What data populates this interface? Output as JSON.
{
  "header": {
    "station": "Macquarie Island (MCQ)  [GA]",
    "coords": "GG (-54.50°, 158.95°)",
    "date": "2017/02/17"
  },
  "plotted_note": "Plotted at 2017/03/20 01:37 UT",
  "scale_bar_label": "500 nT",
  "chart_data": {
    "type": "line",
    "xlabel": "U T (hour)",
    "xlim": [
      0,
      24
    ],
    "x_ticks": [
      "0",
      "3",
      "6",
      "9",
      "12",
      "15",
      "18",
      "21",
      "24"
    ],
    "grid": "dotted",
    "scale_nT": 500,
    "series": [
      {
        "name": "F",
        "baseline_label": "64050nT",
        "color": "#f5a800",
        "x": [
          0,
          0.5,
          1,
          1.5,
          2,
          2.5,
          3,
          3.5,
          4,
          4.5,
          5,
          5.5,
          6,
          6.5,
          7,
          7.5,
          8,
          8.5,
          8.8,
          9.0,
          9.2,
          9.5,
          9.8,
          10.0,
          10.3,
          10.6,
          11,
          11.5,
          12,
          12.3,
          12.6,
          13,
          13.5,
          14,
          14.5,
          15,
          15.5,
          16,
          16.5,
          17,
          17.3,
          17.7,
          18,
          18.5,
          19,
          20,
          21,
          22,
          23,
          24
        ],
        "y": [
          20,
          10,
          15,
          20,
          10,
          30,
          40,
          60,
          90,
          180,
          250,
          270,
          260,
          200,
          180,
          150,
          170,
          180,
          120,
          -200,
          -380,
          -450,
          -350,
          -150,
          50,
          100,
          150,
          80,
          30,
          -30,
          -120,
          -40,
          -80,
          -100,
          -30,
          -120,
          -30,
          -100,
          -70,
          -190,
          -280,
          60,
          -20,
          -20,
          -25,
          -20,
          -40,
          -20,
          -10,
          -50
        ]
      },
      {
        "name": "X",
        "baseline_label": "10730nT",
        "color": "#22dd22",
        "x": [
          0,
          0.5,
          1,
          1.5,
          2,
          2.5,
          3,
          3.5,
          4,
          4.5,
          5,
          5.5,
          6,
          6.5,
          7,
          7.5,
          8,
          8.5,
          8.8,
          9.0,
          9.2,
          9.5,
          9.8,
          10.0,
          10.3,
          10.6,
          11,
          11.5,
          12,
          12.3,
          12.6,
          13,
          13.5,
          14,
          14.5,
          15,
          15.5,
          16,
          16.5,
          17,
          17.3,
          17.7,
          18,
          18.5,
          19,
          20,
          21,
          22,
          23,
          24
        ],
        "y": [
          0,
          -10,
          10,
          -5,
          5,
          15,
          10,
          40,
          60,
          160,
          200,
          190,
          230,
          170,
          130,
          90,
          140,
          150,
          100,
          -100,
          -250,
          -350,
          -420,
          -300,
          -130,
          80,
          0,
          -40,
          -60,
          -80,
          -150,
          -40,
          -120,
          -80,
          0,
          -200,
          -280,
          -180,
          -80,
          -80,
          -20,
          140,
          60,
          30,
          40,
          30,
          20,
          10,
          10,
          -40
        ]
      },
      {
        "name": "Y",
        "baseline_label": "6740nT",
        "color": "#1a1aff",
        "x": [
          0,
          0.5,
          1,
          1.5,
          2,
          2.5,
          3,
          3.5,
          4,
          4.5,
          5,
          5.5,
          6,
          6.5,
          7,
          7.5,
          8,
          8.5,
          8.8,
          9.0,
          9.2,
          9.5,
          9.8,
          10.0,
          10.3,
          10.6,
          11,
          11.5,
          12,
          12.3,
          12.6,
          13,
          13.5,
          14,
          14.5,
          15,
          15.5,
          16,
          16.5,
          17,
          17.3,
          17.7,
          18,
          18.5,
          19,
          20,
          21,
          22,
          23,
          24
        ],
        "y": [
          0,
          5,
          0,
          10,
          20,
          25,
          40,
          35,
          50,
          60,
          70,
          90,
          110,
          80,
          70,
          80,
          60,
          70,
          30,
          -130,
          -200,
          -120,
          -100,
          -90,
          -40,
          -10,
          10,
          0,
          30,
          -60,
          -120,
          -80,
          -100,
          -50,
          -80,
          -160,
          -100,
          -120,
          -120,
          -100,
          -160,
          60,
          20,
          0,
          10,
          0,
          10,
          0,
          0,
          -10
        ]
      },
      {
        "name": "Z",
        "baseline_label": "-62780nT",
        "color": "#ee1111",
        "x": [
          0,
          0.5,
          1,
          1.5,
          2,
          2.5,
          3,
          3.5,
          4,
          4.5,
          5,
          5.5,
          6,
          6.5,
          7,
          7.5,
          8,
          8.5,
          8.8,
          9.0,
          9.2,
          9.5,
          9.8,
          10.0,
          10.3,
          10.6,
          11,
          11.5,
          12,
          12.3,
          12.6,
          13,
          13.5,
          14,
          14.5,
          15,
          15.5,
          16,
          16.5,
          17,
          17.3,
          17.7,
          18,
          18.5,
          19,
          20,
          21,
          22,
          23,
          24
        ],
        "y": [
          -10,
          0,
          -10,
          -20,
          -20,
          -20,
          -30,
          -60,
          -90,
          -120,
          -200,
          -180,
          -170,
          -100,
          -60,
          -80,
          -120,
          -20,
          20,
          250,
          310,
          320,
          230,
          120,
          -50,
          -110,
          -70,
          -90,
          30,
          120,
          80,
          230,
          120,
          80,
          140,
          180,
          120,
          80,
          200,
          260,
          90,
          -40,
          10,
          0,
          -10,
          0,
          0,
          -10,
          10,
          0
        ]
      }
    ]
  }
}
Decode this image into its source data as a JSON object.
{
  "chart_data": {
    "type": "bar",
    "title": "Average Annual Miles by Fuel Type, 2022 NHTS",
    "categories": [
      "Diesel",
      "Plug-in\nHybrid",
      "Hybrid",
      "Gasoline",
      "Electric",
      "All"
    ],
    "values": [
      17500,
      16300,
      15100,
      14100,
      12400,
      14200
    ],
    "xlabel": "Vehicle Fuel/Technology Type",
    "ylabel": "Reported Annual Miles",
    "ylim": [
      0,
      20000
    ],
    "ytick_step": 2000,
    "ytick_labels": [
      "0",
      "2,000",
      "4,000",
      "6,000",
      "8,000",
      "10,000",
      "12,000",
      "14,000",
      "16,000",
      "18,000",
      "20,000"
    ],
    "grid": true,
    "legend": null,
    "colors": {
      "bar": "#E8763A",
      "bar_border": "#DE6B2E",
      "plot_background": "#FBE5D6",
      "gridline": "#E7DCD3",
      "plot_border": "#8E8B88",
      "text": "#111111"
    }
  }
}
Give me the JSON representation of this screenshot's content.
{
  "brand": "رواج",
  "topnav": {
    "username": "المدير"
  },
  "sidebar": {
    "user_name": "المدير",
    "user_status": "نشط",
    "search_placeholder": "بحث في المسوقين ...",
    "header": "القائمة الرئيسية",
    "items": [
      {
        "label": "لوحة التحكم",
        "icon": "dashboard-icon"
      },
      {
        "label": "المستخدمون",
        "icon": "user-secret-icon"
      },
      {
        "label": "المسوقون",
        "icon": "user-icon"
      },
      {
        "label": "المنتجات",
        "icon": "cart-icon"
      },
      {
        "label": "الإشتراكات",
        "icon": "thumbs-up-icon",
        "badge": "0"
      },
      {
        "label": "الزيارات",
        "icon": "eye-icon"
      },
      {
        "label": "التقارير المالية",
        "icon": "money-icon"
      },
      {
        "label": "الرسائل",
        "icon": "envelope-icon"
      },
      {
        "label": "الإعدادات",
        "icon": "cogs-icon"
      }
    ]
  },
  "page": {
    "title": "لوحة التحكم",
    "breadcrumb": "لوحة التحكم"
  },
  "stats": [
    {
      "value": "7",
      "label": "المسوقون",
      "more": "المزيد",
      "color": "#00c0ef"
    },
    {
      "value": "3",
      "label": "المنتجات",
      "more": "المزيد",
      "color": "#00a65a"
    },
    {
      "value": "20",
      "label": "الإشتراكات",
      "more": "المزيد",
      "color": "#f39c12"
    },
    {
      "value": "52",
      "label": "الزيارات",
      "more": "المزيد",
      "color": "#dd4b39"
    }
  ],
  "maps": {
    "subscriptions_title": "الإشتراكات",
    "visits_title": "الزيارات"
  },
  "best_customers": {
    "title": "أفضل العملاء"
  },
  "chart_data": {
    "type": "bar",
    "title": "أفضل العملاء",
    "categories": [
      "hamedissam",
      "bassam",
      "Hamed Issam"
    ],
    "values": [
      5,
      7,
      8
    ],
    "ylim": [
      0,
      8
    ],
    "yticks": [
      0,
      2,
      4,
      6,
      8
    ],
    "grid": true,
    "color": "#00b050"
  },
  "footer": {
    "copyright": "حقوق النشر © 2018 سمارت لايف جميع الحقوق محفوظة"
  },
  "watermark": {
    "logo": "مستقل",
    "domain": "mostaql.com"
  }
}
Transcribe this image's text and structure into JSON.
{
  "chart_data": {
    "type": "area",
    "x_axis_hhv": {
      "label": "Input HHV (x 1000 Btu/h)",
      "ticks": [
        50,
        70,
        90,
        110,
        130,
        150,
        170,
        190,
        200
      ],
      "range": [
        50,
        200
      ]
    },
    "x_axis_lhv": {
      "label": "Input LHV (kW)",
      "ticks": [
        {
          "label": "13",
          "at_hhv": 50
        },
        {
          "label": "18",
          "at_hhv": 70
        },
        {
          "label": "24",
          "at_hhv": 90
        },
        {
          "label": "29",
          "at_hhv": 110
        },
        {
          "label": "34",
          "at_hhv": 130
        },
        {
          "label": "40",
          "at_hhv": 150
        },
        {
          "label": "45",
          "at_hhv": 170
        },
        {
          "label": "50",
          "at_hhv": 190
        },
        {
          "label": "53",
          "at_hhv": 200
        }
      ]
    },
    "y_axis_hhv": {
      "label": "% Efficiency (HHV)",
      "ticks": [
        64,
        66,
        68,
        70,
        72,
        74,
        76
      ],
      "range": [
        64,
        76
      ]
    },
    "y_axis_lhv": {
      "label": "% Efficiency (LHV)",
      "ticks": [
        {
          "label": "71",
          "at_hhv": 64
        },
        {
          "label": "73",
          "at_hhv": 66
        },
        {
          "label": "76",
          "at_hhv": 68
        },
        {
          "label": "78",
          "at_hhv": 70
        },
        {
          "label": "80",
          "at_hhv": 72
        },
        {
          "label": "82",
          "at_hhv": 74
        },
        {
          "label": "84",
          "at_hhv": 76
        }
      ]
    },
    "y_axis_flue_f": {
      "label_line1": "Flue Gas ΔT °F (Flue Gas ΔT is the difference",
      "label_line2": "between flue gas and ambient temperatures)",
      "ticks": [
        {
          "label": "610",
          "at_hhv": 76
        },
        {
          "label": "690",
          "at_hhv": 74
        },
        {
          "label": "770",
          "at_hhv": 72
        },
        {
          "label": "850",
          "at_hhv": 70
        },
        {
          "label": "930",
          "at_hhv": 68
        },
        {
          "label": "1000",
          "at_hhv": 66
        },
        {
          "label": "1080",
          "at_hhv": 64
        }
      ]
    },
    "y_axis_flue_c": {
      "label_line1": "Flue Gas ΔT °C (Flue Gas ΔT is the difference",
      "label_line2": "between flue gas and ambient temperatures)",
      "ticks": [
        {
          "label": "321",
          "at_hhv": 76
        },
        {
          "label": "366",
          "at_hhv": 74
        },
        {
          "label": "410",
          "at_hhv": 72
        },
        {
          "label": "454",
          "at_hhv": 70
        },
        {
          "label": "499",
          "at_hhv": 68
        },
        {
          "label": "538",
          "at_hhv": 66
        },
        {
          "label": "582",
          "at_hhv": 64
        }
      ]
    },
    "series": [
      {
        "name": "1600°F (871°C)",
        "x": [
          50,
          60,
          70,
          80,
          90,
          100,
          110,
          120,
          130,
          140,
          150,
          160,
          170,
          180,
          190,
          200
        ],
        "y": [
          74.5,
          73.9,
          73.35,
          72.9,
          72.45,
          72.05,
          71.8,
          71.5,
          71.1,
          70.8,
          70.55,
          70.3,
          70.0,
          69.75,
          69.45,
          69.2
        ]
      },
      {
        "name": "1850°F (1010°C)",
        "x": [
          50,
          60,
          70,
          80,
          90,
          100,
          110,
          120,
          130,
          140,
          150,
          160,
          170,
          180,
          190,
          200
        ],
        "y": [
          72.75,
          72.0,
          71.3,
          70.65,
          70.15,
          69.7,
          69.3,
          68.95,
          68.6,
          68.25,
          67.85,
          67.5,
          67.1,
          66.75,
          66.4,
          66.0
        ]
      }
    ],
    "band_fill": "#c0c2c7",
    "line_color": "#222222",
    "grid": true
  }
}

- The exercise -
Say how many lines include the word "JSON"; reply with the number alone.

- Task answer -
4